Input
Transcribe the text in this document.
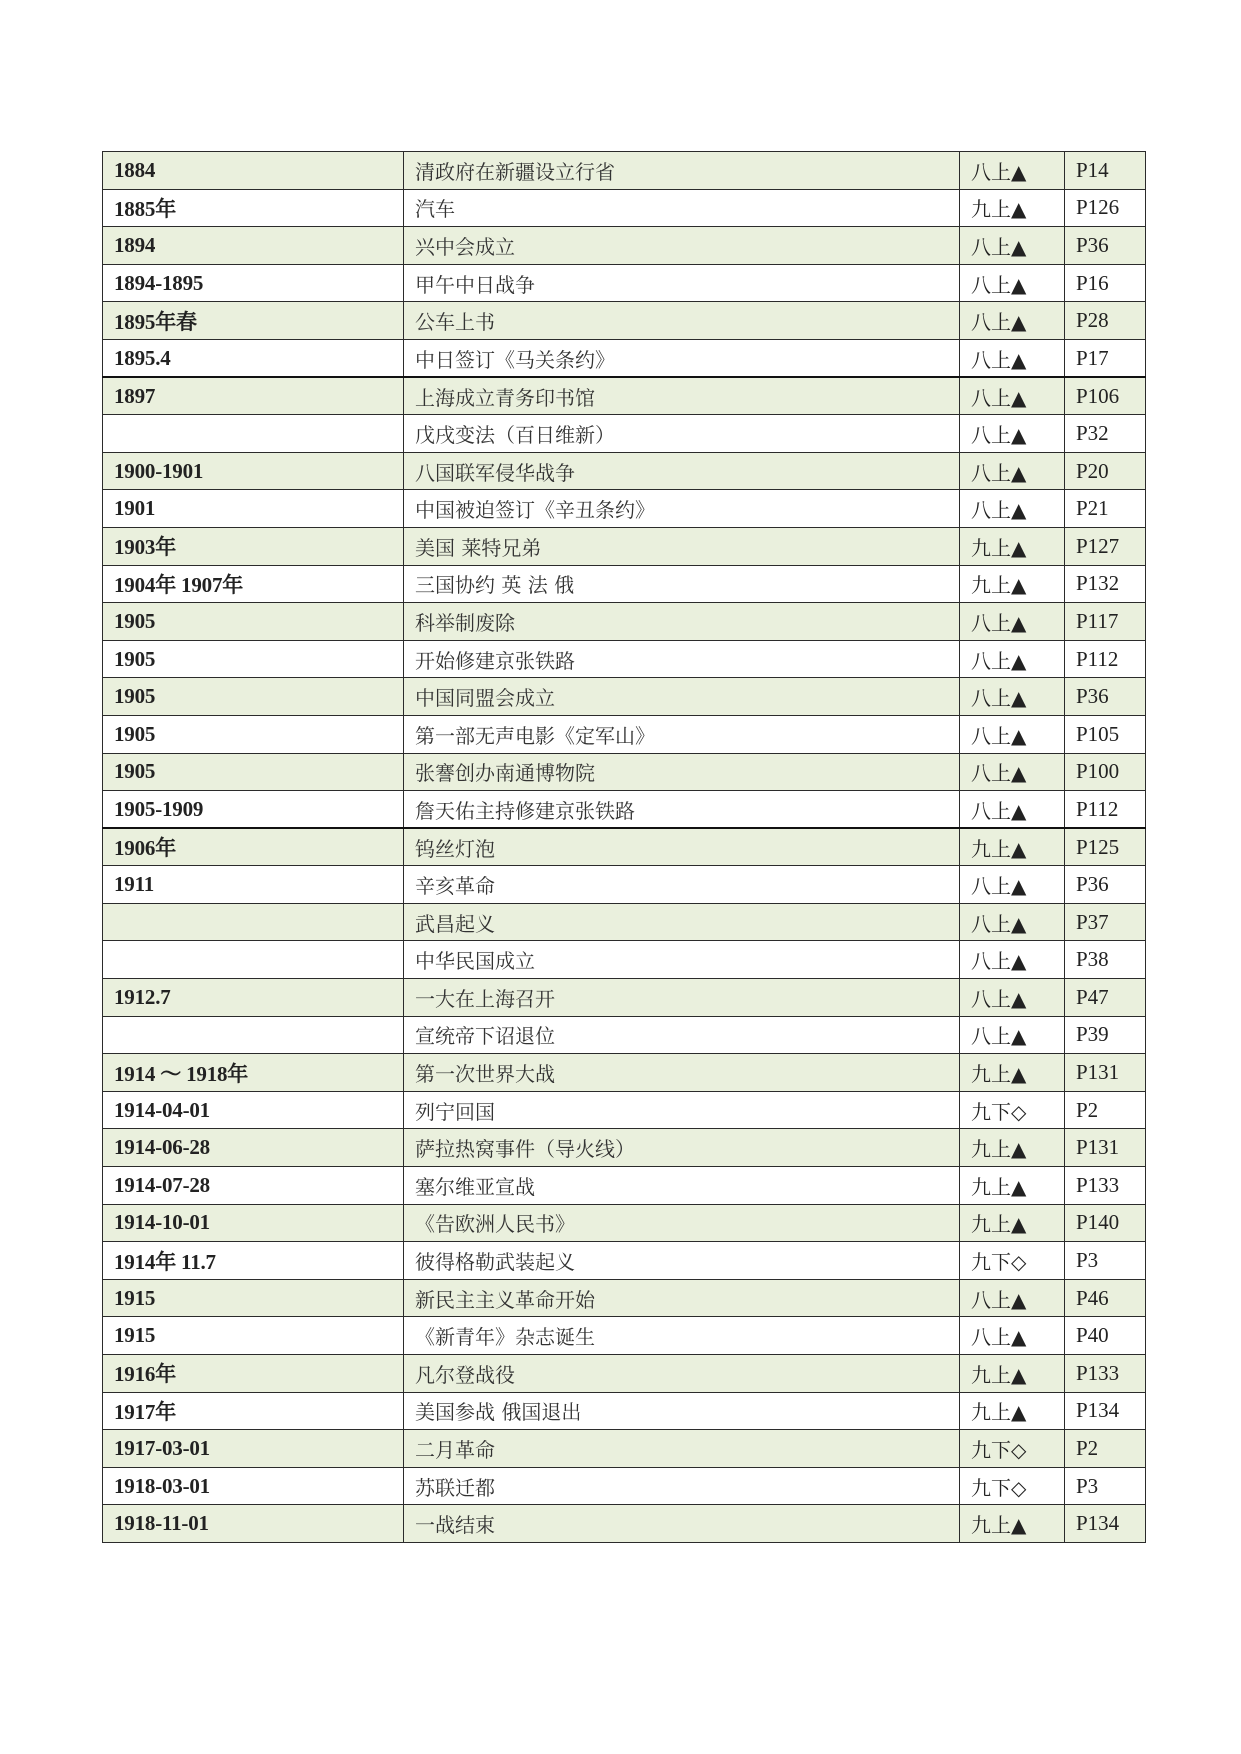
1884	清政府在新疆设立行省	八上▲	P14
1885年	汽车	九上▲	P126
1894	兴中会成立	八上▲	P36
1894-1895	甲午中日战争	八上▲	P16
1895年春	公车上书	八上▲	P28
1895.4	中日签订《马关条约》	八上▲	P17
1897	上海成立青务印书馆	八上▲	P106
	戊戌变法（百日维新）	八上▲	P32
1900-1901	八国联军侵华战争	八上▲	P20
1901	中国被迫签订《辛丑条约》	八上▲	P21
1903年	美国 莱特兄弟	九上▲	P127
1904年 1907年	三国协约 英 法 俄	九上▲	P132
1905	科举制废除	八上▲	P117
1905	开始修建京张铁路	八上▲	P112
1905	中国同盟会成立	八上▲	P36
1905	第一部无声电影《定军山》	八上▲	P105
1905	张謇创办南通博物院	八上▲	P100
1905-1909	詹天佑主持修建京张铁路	八上▲	P112
1906年	钨丝灯泡	九上▲	P125
1911	辛亥革命	八上▲	P36
	武昌起义	八上▲	P37
	中华民国成立	八上▲	P38
1912.7	一大在上海召开	八上▲	P47
	宣统帝下诏退位	八上▲	P39
1914 ～ 1918年	第一次世界大战	九上▲	P131
1914-04-01	列宁回国	九下◇	P2
1914-06-28	萨拉热窝事件（导火线）	九上▲	P131
1914-07-28	塞尔维亚宣战	九上▲	P133
1914-10-01	《告欧洲人民书》	九上▲	P140
1914年 11.7	彼得格勒武装起义	九下◇	P3
1915	新民主主义革命开始	八上▲	P46
1915	《新青年》杂志诞生	八上▲	P40
1916年	凡尔登战役	九上▲	P133
1917年	美国参战 俄国退出	九上▲	P134
1917-03-01	二月革命	九下◇	P2
1918-03-01	苏联迁都	九下◇	P3
1918-11-01	一战结束	九上▲	P134
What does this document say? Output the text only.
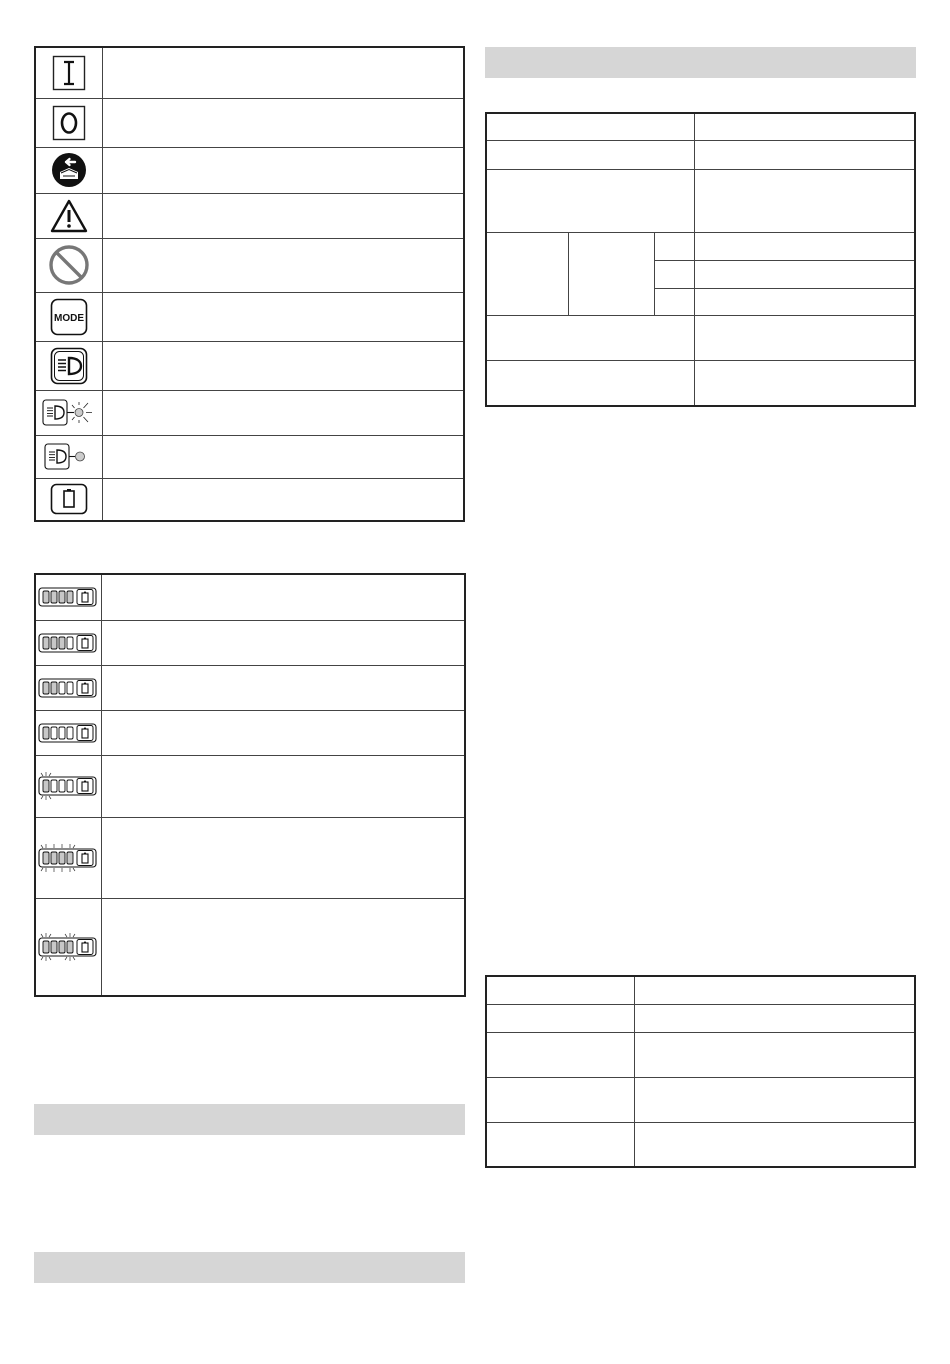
MODE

Work to be completed
Extract all the data above exactly, excluding every picture.

Exercise response
Transcribe the text in this document.
1884	清政府在新疆设立行省	八上▲	P14
1885年	汽车	九上▲	P126
1894	兴中会成立	八上▲	P36
1894-1895	甲午中日战争	八上▲	P16
1895年春	公车上书	八上▲	P28
1895.4	中日签订《马关条约》	八上▲	P17
1897	上海成立青务印书馆	八上▲	P106
	戊戌变法（百日维新）	八上▲	P32
1900-1901	八国联军侵华战争	八上▲	P20
1901	中国被迫签订《辛丑条约》	八上▲	P21
1903年	美国 莱特兄弟	九上▲	P127
1904年 1907年	三国协约 英 法 俄	九上▲	P132
1905	科举制废除	八上▲	P117
1905	开始修建京张铁路	八上▲	P112
1905	中国同盟会成立	八上▲	P36
1905	第一部无声电影《定军山》	八上▲	P105
1905	张謇创办南通博物院	八上▲	P100
1905-1909	詹天佑主持修建京张铁路	八上▲	P112
1906年	钨丝灯泡	九上▲	P125
1911	辛亥革命	八上▲	P36
	武昌起义	八上▲	P37
	中华民国成立	八上▲	P38
1912.7	一大在上海召开	八上▲	P47
	宣统帝下诏退位	八上▲	P39
1914 ～ 1918年	第一次世界大战	九上▲	P131
1914-04-01	列宁回国	九下◇	P2
1914-06-28	萨拉热窝事件（导火线）	九上▲	P131
1914-07-28	塞尔维亚宣战	九上▲	P133
1914-10-01	《告欧洲人民书》	九上▲	P140
1914年 11.7	彼得格勒武装起义	九下◇	P3
1915	新民主主义革命开始	八上▲	P46
1915	《新青年》杂志诞生	八上▲	P40
1916年	凡尔登战役	九上▲	P133
1917年	美国参战 俄国退出	九上▲	P134
1917-03-01	二月革命	九下◇	P2
1918-03-01	苏联迁都	九下◇	P3
1918-11-01	一战结束	九上▲	P134
What does this document say? Output the text only.
MODE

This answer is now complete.